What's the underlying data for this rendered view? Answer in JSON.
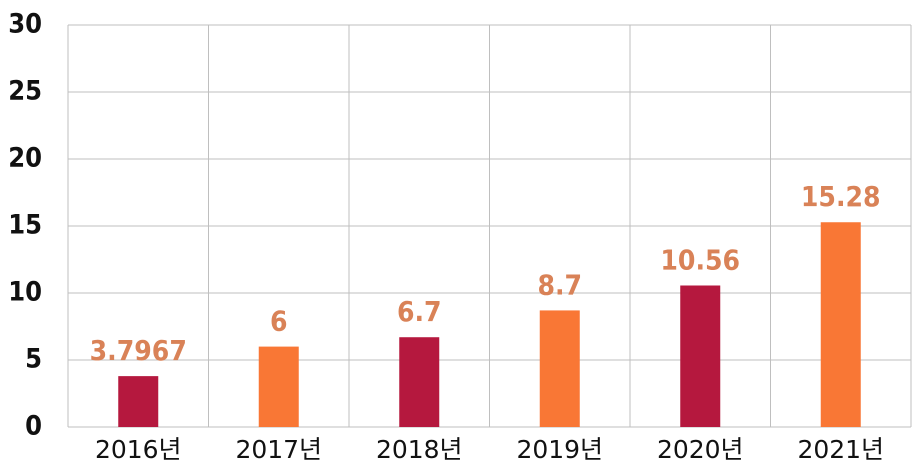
{
  "chart_data": {
    "type": "bar",
    "categories": [
      "2016년",
      "2017년",
      "2018년",
      "2019년",
      "2020년",
      "2021년"
    ],
    "values": [
      3.7967,
      6,
      6.7,
      8.7,
      10.56,
      15.28
    ],
    "colors": [
      "#b5183e",
      "#f97735",
      "#b5183e",
      "#f97735",
      "#b5183e",
      "#f97735"
    ],
    "label_color": "#d98257",
    "ylim": [
      0,
      30
    ],
    "yticks": [
      0,
      5,
      10,
      15,
      20,
      25,
      30
    ],
    "grid": true
  }
}
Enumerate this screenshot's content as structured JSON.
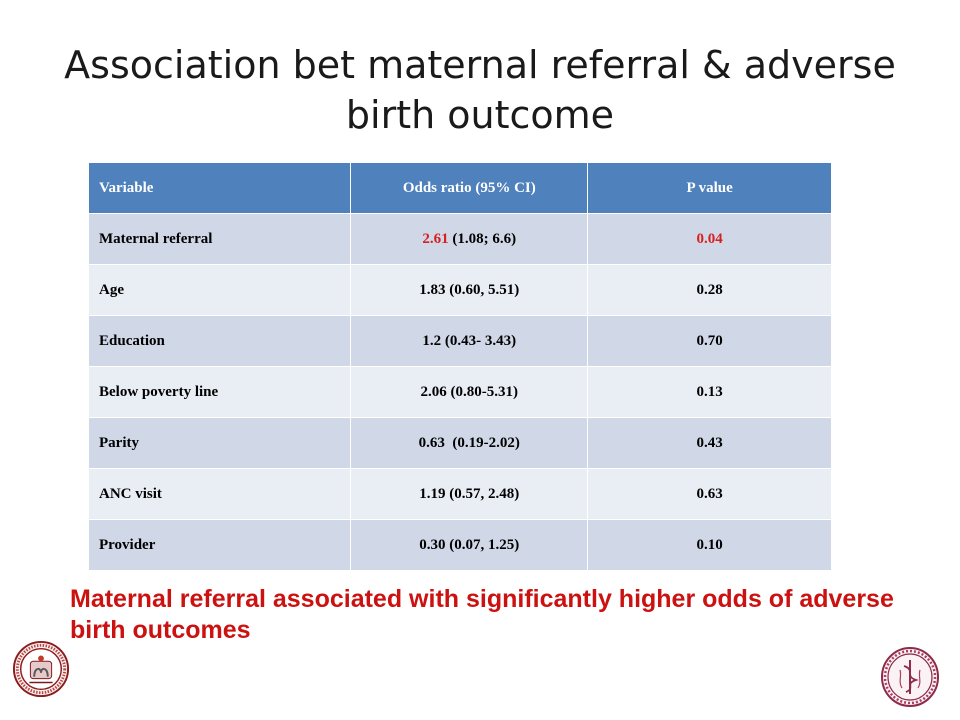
{
  "slide": {
    "title": "Association bet maternal referral & adverse birth outcome",
    "conclusion": "Maternal referral associated with significantly higher odds of adverse birth outcomes"
  },
  "table": {
    "headers": [
      "Variable",
      "Odds ratio (95% CI)",
      "P value"
    ],
    "rows": [
      {
        "variable": "Maternal referral",
        "or_value": "2.61",
        "or_ci": " (1.08; 6.6)",
        "p": "0.04"
      },
      {
        "variable": "Age",
        "or_value": "1.83",
        "or_ci": " (0.60, 5.51)",
        "p": "0.28"
      },
      {
        "variable": "Education",
        "or_value": "1.2",
        "or_ci": " (0.43- 3.43)",
        "p": "0.70"
      },
      {
        "variable": "Below poverty line",
        "or_value": "2.06",
        "or_ci": " (0.80-5.31)",
        "p": "0.13"
      },
      {
        "variable": "Parity",
        "or_value": "0.63",
        "or_ci": "  (0.19-2.02)",
        "p": "0.43"
      },
      {
        "variable": "ANC visit",
        "or_value": "1.19",
        "or_ci": " (0.57, 2.48)",
        "p": "0.63"
      },
      {
        "variable": "Provider",
        "or_value": "0.30",
        "or_ci": " (0.07, 1.25)",
        "p": "0.10"
      }
    ]
  },
  "colors": {
    "header_bg": "#4f81bd",
    "row_dark": "#d0d8e8",
    "row_light": "#e9edf4",
    "highlight": "#d62020",
    "conclusion": "#cc1111"
  },
  "logos": {
    "left": "medical-college-seal-icon",
    "right": "karolinska-institutet-seal-icon"
  }
}
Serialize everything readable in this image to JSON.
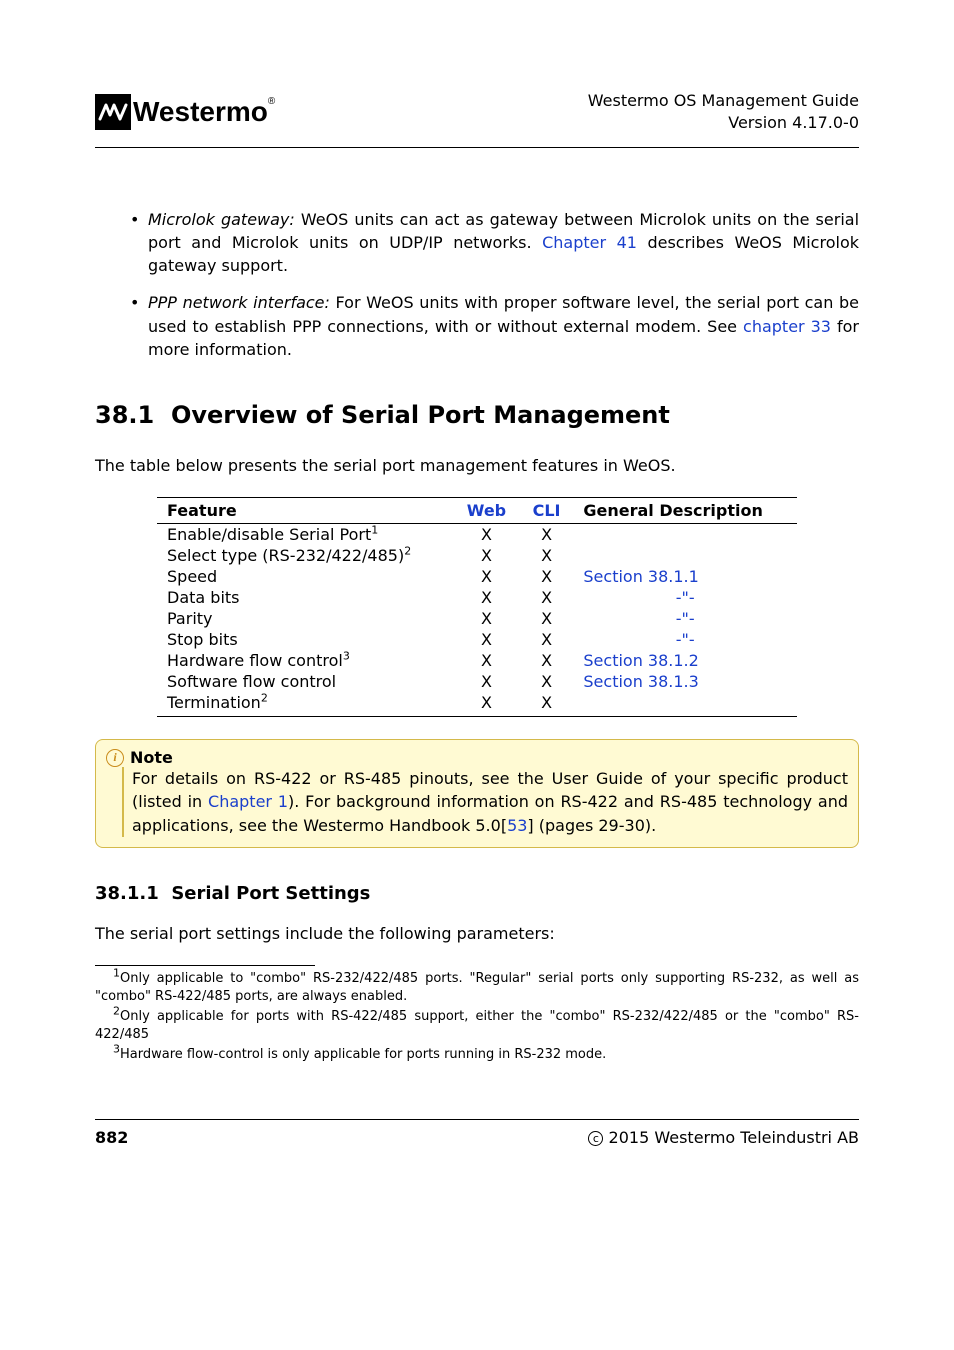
{
  "header": {
    "logo_word": "Westermo",
    "guide_title": "Westermo OS Management Guide",
    "version": "Version 4.17.0-0"
  },
  "bullets": [
    {
      "term": "Microlok gateway:",
      "text_before": " WeOS units can act as gateway between Microlok units on the serial port and Microlok units on UDP/IP networks. ",
      "link": "Chapter 41",
      "text_after": " describes WeOS Microlok gateway support."
    },
    {
      "term": "PPP network interface:",
      "text_before": " For WeOS units with proper software level, the serial port can be used to establish PPP connections, with or without external modem. See ",
      "link": "chapter 33",
      "text_after": " for more information."
    }
  ],
  "section": {
    "number": "38.1",
    "title": "Overview of Serial Port Management",
    "intro": "The table below presents the serial port management features in WeOS."
  },
  "table": {
    "headers": {
      "feature": "Feature",
      "web": "Web",
      "cli": "CLI",
      "desc": "General Description"
    },
    "rows": [
      {
        "feature": "Enable/disable Serial Port",
        "sup": "1",
        "web": "X",
        "cli": "X",
        "desc": ""
      },
      {
        "feature": "Select type (RS-232/422/485)",
        "sup": "2",
        "web": "X",
        "cli": "X",
        "desc": ""
      },
      {
        "feature": "Speed",
        "sup": "",
        "web": "X",
        "cli": "X",
        "desc": "Section 38.1.1"
      },
      {
        "feature": "Data bits",
        "sup": "",
        "web": "X",
        "cli": "X",
        "desc": "-\"-"
      },
      {
        "feature": "Parity",
        "sup": "",
        "web": "X",
        "cli": "X",
        "desc": "-\"-"
      },
      {
        "feature": "Stop bits",
        "sup": "",
        "web": "X",
        "cli": "X",
        "desc": "-\"-"
      },
      {
        "feature": "Hardware flow control",
        "sup": "3",
        "web": "X",
        "cli": "X",
        "desc": "Section 38.1.2"
      },
      {
        "feature": "Software flow control",
        "sup": "",
        "web": "X",
        "cli": "X",
        "desc": "Section 38.1.3"
      },
      {
        "feature": "Termination",
        "sup": "2",
        "web": "X",
        "cli": "X",
        "desc": ""
      }
    ]
  },
  "note": {
    "title": "Note",
    "text_a": "For details on RS-422 or RS-485 pinouts, see the User Guide of your specific product (listed in ",
    "link_a": "Chapter 1",
    "text_b": "). For background information on RS-422 and RS-485 technology and applications, see the Westermo Handbook 5.0[",
    "link_b": "53",
    "text_c": "] (pages 29-30)."
  },
  "subsection": {
    "number": "38.1.1",
    "title": "Serial Port Settings",
    "intro": "The serial port settings include the following parameters:"
  },
  "footnotes": [
    {
      "num": "1",
      "text": "Only applicable to \"combo\" RS-232/422/485 ports. \"Regular\" serial ports only supporting RS-232, as well as \"combo\" RS-422/485 ports, are always enabled."
    },
    {
      "num": "2",
      "text": "Only applicable for ports with RS-422/485 support, either the \"combo\" RS-232/422/485 or the \"combo\" RS-422/485"
    },
    {
      "num": "3",
      "text": "Hardware flow-control is only applicable for ports running in RS-232 mode."
    }
  ],
  "footer": {
    "page": "882",
    "copyright": "2015 Westermo Teleindustri AB"
  },
  "colors": {
    "link": "#1a3fcc",
    "note_bg": "#fffad3",
    "note_border": "#d4b94a",
    "note_icon": "#c98b1a"
  }
}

» Short task
Every record above should come back exactly, but without its pictures.

» Exercise answer
What's the underlying data for this rendered view? Answer in JSON.
{
  "chart_data": {
    "type": "bar",
    "categories": [
      "2016년",
      "2017년",
      "2018년",
      "2019년",
      "2020년",
      "2021년"
    ],
    "values": [
      3.7967,
      6,
      6.7,
      8.7,
      10.56,
      15.28
    ],
    "colors": [
      "#b5183e",
      "#f97735",
      "#b5183e",
      "#f97735",
      "#b5183e",
      "#f97735"
    ],
    "label_color": "#d98257",
    "ylim": [
      0,
      30
    ],
    "yticks": [
      0,
      5,
      10,
      15,
      20,
      25,
      30
    ],
    "grid": true
  }
}
Enumerate this screenshot's content as structured JSON.
{
  "slide": {
    "title": "Association bet maternal referral & adverse birth outcome",
    "conclusion": "Maternal referral associated with significantly higher odds of adverse birth outcomes"
  },
  "table": {
    "headers": [
      "Variable",
      "Odds ratio (95% CI)",
      "P value"
    ],
    "rows": [
      {
        "variable": "Maternal referral",
        "or_value": "2.61",
        "or_ci": " (1.08; 6.6)",
        "p": "0.04"
      },
      {
        "variable": "Age",
        "or_value": "1.83",
        "or_ci": " (0.60, 5.51)",
        "p": "0.28"
      },
      {
        "variable": "Education",
        "or_value": "1.2",
        "or_ci": " (0.43- 3.43)",
        "p": "0.70"
      },
      {
        "variable": "Below poverty line",
        "or_value": "2.06",
        "or_ci": " (0.80-5.31)",
        "p": "0.13"
      },
      {
        "variable": "Parity",
        "or_value": "0.63",
        "or_ci": "  (0.19-2.02)",
        "p": "0.43"
      },
      {
        "variable": "ANC visit",
        "or_value": "1.19",
        "or_ci": " (0.57, 2.48)",
        "p": "0.63"
      },
      {
        "variable": "Provider",
        "or_value": "0.30",
        "or_ci": " (0.07, 1.25)",
        "p": "0.10"
      }
    ]
  },
  "colors": {
    "header_bg": "#4f81bd",
    "row_dark": "#d0d8e8",
    "row_light": "#e9edf4",
    "highlight": "#d62020",
    "conclusion": "#cc1111"
  },
  "logos": {
    "left": "medical-college-seal-icon",
    "right": "karolinska-institutet-seal-icon"
  }
}
Serialize everything readable in this image to JSON.
{
  "header": {
    "logo_word": "Westermo",
    "guide_title": "Westermo OS Management Guide",
    "version": "Version 4.17.0-0"
  },
  "bullets": [
    {
      "term": "Microlok gateway:",
      "text_before": " WeOS units can act as gateway between Microlok units on the serial port and Microlok units on UDP/IP networks. ",
      "link": "Chapter 41",
      "text_after": " describes WeOS Microlok gateway support."
    },
    {
      "term": "PPP network interface:",
      "text_before": " For WeOS units with proper software level, the serial port can be used to establish PPP connections, with or without external modem. See ",
      "link": "chapter 33",
      "text_after": " for more information."
    }
  ],
  "section": {
    "number": "38.1",
    "title": "Overview of Serial Port Management",
    "intro": "The table below presents the serial port management features in WeOS."
  },
  "table": {
    "headers": {
      "feature": "Feature",
      "web": "Web",
      "cli": "CLI",
      "desc": "General Description"
    },
    "rows": [
      {
        "feature": "Enable/disable Serial Port",
        "sup": "1",
        "web": "X",
        "cli": "X",
        "desc": ""
      },
      {
        "feature": "Select type (RS-232/422/485)",
        "sup": "2",
        "web": "X",
        "cli": "X",
        "desc": ""
      },
      {
        "feature": "Speed",
        "sup": "",
        "web": "X",
        "cli": "X",
        "desc": "Section 38.1.1"
      },
      {
        "feature": "Data bits",
        "sup": "",
        "web": "X",
        "cli": "X",
        "desc": "-\"-"
      },
      {
        "feature": "Parity",
        "sup": "",
        "web": "X",
        "cli": "X",
        "desc": "-\"-"
      },
      {
        "feature": "Stop bits",
        "sup": "",
        "web": "X",
        "cli": "X",
        "desc": "-\"-"
      },
      {
        "feature": "Hardware flow control",
        "sup": "3",
        "web": "X",
        "cli": "X",
        "desc": "Section 38.1.2"
      },
      {
        "feature": "Software flow control",
        "sup": "",
        "web": "X",
        "cli": "X",
        "desc": "Section 38.1.3"
      },
      {
        "feature": "Termination",
        "sup": "2",
        "web": "X",
        "cli": "X",
        "desc": ""
      }
    ]
  },
  "note": {
    "title": "Note",
    "text_a": "For details on RS-422 or RS-485 pinouts, see the User Guide of your specific product (listed in ",
    "link_a": "Chapter 1",
    "text_b": "). For background information on RS-422 and RS-485 technology and applications, see the Westermo Handbook 5.0[",
    "link_b": "53",
    "text_c": "] (pages 29-30)."
  },
  "subsection": {
    "number": "38.1.1",
    "title": "Serial Port Settings",
    "intro": "The serial port settings include the following parameters:"
  },
  "footnotes": [
    {
      "num": "1",
      "text": "Only applicable to \"combo\" RS-232/422/485 ports. \"Regular\" serial ports only supporting RS-232, as well as \"combo\" RS-422/485 ports, are always enabled."
    },
    {
      "num": "2",
      "text": "Only applicable for ports with RS-422/485 support, either the \"combo\" RS-232/422/485 or the \"combo\" RS-422/485"
    },
    {
      "num": "3",
      "text": "Hardware flow-control is only applicable for ports running in RS-232 mode."
    }
  ],
  "footer": {
    "page": "882",
    "copyright": "2015 Westermo Teleindustri AB"
  },
  "colors": {
    "link": "#1a3fcc",
    "note_bg": "#fffad3",
    "note_border": "#d4b94a",
    "note_icon": "#c98b1a"
  }
}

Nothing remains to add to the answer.